> **INSTRUCTIONS FOR THE TASK**:
Select all lines with the string "funcao" in them, and copy those lines.

━━━ DATASET ROWS

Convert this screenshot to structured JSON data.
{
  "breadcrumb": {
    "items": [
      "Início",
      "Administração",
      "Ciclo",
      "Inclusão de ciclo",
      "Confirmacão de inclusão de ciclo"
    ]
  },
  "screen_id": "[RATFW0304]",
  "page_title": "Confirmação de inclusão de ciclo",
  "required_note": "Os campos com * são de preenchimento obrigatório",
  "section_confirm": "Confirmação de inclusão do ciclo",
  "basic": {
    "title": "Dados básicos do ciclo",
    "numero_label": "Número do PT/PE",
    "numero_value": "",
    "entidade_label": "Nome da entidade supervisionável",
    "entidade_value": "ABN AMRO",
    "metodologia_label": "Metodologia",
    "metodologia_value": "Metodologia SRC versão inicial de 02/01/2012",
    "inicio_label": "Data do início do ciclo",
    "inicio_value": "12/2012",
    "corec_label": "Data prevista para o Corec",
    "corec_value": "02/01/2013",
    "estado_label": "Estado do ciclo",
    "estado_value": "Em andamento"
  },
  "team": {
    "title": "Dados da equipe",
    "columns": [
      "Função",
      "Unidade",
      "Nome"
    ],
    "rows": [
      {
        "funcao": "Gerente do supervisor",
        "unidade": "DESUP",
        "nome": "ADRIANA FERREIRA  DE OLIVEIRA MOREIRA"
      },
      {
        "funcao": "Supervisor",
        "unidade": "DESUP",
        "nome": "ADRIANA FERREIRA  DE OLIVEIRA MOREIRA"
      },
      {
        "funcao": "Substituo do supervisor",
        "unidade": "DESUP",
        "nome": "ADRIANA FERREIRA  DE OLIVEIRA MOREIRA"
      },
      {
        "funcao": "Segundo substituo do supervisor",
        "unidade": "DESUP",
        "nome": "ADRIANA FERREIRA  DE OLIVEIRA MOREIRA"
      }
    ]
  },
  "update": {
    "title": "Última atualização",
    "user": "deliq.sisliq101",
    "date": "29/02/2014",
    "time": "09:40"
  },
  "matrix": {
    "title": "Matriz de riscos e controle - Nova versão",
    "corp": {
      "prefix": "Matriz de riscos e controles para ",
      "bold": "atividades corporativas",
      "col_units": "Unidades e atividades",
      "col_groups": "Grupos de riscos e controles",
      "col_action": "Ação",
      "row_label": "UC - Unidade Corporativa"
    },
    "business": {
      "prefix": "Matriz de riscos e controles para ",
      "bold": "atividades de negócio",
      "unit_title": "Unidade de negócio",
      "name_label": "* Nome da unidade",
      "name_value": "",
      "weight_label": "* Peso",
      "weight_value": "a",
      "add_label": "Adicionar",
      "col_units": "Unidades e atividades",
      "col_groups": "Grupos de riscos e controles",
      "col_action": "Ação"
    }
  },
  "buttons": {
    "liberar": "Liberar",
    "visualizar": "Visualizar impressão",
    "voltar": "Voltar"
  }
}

━━━━━━

> **SOLUTION TO THIS TASK**:
        "funcao": "Gerente do supervisor",
        "funcao": "Supervisor",
        "funcao": "Substituo do supervisor",
        "funcao": "Segundo substituo do supervisor",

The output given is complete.